> Exercise instructions: Beneath this sentence is a set of records; write each of them out exactly.

— Start Data lines —

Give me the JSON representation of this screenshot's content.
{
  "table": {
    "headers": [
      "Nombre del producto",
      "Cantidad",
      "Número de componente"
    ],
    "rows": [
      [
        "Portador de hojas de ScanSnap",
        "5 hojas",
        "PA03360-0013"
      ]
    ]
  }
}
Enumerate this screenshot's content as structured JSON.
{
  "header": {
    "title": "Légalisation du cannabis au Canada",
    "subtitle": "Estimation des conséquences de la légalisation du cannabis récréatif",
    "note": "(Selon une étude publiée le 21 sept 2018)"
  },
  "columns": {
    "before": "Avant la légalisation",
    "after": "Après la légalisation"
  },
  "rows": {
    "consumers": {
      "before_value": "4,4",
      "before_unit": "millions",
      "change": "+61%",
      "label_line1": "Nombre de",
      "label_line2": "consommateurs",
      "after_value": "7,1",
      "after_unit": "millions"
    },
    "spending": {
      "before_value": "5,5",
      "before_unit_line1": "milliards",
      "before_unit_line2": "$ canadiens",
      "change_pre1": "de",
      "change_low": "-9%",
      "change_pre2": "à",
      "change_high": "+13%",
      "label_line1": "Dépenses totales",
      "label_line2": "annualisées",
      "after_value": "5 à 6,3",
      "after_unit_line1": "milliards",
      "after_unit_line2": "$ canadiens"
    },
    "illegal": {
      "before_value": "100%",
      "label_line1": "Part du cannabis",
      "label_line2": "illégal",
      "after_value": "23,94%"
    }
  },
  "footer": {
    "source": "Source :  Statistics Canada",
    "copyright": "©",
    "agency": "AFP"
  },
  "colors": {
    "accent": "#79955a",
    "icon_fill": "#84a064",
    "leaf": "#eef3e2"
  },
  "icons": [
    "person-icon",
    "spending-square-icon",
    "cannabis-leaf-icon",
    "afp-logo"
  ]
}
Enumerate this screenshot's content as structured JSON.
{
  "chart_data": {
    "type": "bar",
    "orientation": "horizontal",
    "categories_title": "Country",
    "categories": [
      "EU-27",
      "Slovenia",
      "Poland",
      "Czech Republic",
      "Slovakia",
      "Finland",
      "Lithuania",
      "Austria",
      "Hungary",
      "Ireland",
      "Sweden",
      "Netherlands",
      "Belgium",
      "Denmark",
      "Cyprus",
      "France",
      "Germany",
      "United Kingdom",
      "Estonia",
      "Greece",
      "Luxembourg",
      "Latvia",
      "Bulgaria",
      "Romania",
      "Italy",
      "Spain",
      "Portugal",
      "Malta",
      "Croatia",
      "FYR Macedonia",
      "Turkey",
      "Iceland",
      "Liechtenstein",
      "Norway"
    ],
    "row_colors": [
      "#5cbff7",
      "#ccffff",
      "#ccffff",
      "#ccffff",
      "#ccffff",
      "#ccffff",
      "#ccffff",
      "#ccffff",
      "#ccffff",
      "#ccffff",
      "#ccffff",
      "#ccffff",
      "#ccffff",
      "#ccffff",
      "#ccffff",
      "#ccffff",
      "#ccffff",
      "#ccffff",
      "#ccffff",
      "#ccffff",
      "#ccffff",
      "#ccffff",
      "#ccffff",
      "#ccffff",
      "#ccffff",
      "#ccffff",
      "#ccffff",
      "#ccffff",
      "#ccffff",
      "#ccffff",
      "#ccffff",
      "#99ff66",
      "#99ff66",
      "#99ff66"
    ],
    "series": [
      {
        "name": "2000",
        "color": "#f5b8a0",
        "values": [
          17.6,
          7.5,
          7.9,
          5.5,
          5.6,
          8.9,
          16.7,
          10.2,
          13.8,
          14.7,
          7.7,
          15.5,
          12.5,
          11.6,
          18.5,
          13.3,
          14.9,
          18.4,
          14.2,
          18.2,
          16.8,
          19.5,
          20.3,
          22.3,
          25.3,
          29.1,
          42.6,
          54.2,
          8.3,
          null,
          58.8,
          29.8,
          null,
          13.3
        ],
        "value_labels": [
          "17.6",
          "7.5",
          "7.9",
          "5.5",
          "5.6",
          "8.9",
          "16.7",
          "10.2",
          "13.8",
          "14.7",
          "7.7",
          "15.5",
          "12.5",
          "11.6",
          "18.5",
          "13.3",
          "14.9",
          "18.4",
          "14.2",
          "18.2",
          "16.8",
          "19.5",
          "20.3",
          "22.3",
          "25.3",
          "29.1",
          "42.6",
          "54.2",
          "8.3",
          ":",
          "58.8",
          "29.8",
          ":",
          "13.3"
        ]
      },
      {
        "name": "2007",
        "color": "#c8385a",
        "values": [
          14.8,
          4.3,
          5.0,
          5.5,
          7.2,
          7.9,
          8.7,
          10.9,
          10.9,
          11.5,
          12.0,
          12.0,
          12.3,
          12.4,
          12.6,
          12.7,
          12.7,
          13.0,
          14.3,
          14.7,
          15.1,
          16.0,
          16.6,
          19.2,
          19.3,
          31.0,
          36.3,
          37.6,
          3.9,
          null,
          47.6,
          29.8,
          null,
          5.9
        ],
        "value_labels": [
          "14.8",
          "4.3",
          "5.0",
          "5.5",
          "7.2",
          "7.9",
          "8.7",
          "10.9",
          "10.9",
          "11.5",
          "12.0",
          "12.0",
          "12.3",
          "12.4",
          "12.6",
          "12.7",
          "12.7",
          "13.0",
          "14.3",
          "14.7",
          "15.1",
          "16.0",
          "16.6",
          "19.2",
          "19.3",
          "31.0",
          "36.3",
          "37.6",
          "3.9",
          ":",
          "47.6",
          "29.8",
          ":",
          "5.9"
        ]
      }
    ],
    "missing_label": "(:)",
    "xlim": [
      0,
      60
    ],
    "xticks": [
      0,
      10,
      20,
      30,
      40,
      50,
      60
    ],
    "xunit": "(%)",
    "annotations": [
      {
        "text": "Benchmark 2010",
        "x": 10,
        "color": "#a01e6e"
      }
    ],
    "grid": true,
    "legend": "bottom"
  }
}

— End Data lines —

> Complete response:
Give me the JSON representation of this screenshot's content.
{
  "table": {
    "headers": [
      "Nombre del producto",
      "Cantidad",
      "Número de componente"
    ],
    "rows": [
      [
        "Portador de hojas de ScanSnap",
        "5 hojas",
        "PA03360-0013"
      ]
    ]
  }
}
Enumerate this screenshot's content as structured JSON.
{
  "header": {
    "title": "Légalisation du cannabis au Canada",
    "subtitle": "Estimation des conséquences de la légalisation du cannabis récréatif",
    "note": "(Selon une étude publiée le 21 sept 2018)"
  },
  "columns": {
    "before": "Avant la légalisation",
    "after": "Après la légalisation"
  },
  "rows": {
    "consumers": {
      "before_value": "4,4",
      "before_unit": "millions",
      "change": "+61%",
      "label_line1": "Nombre de",
      "label_line2": "consommateurs",
      "after_value": "7,1",
      "after_unit": "millions"
    },
    "spending": {
      "before_value": "5,5",
      "before_unit_line1": "milliards",
      "before_unit_line2": "$ canadiens",
      "change_pre1": "de",
      "change_low": "-9%",
      "change_pre2": "à",
      "change_high": "+13%",
      "label_line1": "Dépenses totales",
      "label_line2": "annualisées",
      "after_value": "5 à 6,3",
      "after_unit_line1": "milliards",
      "after_unit_line2": "$ canadiens"
    },
    "illegal": {
      "before_value": "100%",
      "label_line1": "Part du cannabis",
      "label_line2": "illégal",
      "after_value": "23,94%"
    }
  },
  "footer": {
    "source": "Source :  Statistics Canada",
    "copyright": "©",
    "agency": "AFP"
  },
  "colors": {
    "accent": "#79955a",
    "icon_fill": "#84a064",
    "leaf": "#eef3e2"
  },
  "icons": [
    "person-icon",
    "spending-square-icon",
    "cannabis-leaf-icon",
    "afp-logo"
  ]
}
Enumerate this screenshot's content as structured JSON.
{
  "chart_data": {
    "type": "bar",
    "orientation": "horizontal",
    "categories_title": "Country",
    "categories": [
      "EU-27",
      "Slovenia",
      "Poland",
      "Czech Republic",
      "Slovakia",
      "Finland",
      "Lithuania",
      "Austria",
      "Hungary",
      "Ireland",
      "Sweden",
      "Netherlands",
      "Belgium",
      "Denmark",
      "Cyprus",
      "France",
      "Germany",
      "United Kingdom",
      "Estonia",
      "Greece",
      "Luxembourg",
      "Latvia",
      "Bulgaria",
      "Romania",
      "Italy",
      "Spain",
      "Portugal",
      "Malta",
      "Croatia",
      "FYR Macedonia",
      "Turkey",
      "Iceland",
      "Liechtenstein",
      "Norway"
    ],
    "row_colors": [
      "#5cbff7",
      "#ccffff",
      "#ccffff",
      "#ccffff",
      "#ccffff",
      "#ccffff",
      "#ccffff",
      "#ccffff",
      "#ccffff",
      "#ccffff",
      "#ccffff",
      "#ccffff",
      "#ccffff",
      "#ccffff",
      "#ccffff",
      "#ccffff",
      "#ccffff",
      "#ccffff",
      "#ccffff",
      "#ccffff",
      "#ccffff",
      "#ccffff",
      "#ccffff",
      "#ccffff",
      "#ccffff",
      "#ccffff",
      "#ccffff",
      "#ccffff",
      "#ccffff",
      "#ccffff",
      "#ccffff",
      "#99ff66",
      "#99ff66",
      "#99ff66"
    ],
    "series": [
      {
        "name": "2000",
        "color": "#f5b8a0",
        "values": [
          17.6,
          7.5,
          7.9,
          5.5,
          5.6,
          8.9,
          16.7,
          10.2,
          13.8,
          14.7,
          7.7,
          15.5,
          12.5,
          11.6,
          18.5,
          13.3,
          14.9,
          18.4,
          14.2,
          18.2,
          16.8,
          19.5,
          20.3,
          22.3,
          25.3,
          29.1,
          42.6,
          54.2,
          8.3,
          null,
          58.8,
          29.8,
          null,
          13.3
        ],
        "value_labels": [
          "17.6",
          "7.5",
          "7.9",
          "5.5",
          "5.6",
          "8.9",
          "16.7",
          "10.2",
          "13.8",
          "14.7",
          "7.7",
          "15.5",
          "12.5",
          "11.6",
          "18.5",
          "13.3",
          "14.9",
          "18.4",
          "14.2",
          "18.2",
          "16.8",
          "19.5",
          "20.3",
          "22.3",
          "25.3",
          "29.1",
          "42.6",
          "54.2",
          "8.3",
          ":",
          "58.8",
          "29.8",
          ":",
          "13.3"
        ]
      },
      {
        "name": "2007",
        "color": "#c8385a",
        "values": [
          14.8,
          4.3,
          5.0,
          5.5,
          7.2,
          7.9,
          8.7,
          10.9,
          10.9,
          11.5,
          12.0,
          12.0,
          12.3,
          12.4,
          12.6,
          12.7,
          12.7,
          13.0,
          14.3,
          14.7,
          15.1,
          16.0,
          16.6,
          19.2,
          19.3,
          31.0,
          36.3,
          37.6,
          3.9,
          null,
          47.6,
          29.8,
          null,
          5.9
        ],
        "value_labels": [
          "14.8",
          "4.3",
          "5.0",
          "5.5",
          "7.2",
          "7.9",
          "8.7",
          "10.9",
          "10.9",
          "11.5",
          "12.0",
          "12.0",
          "12.3",
          "12.4",
          "12.6",
          "12.7",
          "12.7",
          "13.0",
          "14.3",
          "14.7",
          "15.1",
          "16.0",
          "16.6",
          "19.2",
          "19.3",
          "31.0",
          "36.3",
          "37.6",
          "3.9",
          ":",
          "47.6",
          "29.8",
          ":",
          "5.9"
        ]
      }
    ],
    "missing_label": "(:)",
    "xlim": [
      0,
      60
    ],
    "xticks": [
      0,
      10,
      20,
      30,
      40,
      50,
      60
    ],
    "xunit": "(%)",
    "annotations": [
      {
        "text": "Benchmark 2010",
        "x": 10,
        "color": "#a01e6e"
      }
    ],
    "grid": true,
    "legend": "bottom"
  }
}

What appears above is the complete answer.